[THE EXERCISE]: Read the records below and copy each line that contains "First".

[PROVIDED RECORDS]:

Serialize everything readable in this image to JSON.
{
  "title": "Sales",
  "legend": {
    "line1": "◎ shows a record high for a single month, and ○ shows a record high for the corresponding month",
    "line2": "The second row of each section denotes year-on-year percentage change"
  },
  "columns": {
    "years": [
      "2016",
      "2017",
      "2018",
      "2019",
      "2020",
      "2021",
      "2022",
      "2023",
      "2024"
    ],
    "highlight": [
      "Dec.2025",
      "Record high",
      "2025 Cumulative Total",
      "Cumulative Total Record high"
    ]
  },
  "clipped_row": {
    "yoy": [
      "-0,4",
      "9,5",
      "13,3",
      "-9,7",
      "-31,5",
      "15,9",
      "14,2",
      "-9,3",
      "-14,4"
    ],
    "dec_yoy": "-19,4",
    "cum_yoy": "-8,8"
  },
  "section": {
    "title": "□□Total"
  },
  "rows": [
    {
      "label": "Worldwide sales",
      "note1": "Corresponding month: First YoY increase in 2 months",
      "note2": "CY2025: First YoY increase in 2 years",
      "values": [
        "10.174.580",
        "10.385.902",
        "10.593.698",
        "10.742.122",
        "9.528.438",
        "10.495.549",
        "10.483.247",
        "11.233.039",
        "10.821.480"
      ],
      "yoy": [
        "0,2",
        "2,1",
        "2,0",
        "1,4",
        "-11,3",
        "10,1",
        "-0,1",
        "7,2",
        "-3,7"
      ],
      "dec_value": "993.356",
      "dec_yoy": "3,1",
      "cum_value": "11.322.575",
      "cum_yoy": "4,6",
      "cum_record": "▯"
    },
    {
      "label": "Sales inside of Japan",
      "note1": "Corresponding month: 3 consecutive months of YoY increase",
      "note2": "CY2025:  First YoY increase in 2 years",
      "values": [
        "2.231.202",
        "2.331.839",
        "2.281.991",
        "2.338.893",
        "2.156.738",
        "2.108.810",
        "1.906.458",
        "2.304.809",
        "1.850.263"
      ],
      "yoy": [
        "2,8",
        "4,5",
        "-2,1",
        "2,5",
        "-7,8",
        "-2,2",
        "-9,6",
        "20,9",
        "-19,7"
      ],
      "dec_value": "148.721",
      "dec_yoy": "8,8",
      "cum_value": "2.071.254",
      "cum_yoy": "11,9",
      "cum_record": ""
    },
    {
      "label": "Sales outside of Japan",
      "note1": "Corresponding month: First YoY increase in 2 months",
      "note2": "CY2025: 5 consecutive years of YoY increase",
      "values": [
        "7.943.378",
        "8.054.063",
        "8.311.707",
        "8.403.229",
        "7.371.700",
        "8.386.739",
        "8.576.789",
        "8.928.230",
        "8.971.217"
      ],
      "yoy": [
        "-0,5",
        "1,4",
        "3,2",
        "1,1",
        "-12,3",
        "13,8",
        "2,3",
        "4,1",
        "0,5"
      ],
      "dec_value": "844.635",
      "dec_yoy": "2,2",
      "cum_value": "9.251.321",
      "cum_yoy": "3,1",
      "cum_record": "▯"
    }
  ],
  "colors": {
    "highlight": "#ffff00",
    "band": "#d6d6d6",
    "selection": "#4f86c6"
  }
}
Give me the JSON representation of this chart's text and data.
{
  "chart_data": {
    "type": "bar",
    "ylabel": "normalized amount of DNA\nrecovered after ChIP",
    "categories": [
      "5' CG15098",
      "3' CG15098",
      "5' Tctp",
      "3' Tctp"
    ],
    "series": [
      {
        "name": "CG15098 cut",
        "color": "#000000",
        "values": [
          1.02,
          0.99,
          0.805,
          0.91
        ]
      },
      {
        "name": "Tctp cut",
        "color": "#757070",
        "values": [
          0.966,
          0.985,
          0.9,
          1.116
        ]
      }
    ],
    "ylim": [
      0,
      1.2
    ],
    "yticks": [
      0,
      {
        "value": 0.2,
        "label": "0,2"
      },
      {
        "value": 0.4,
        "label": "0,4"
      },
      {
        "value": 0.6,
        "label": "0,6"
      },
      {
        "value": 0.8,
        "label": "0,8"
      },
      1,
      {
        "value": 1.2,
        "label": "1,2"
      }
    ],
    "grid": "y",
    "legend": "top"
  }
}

[WRITTEN SOLUTION]:
      "note1": "Corresponding month: First YoY increase in 2 months",
      "note2": "CY2025: First YoY increase in 2 years",
      "note2": "CY2025:  First YoY increase in 2 years",
      "note1": "Corresponding month: First YoY increase in 2 months",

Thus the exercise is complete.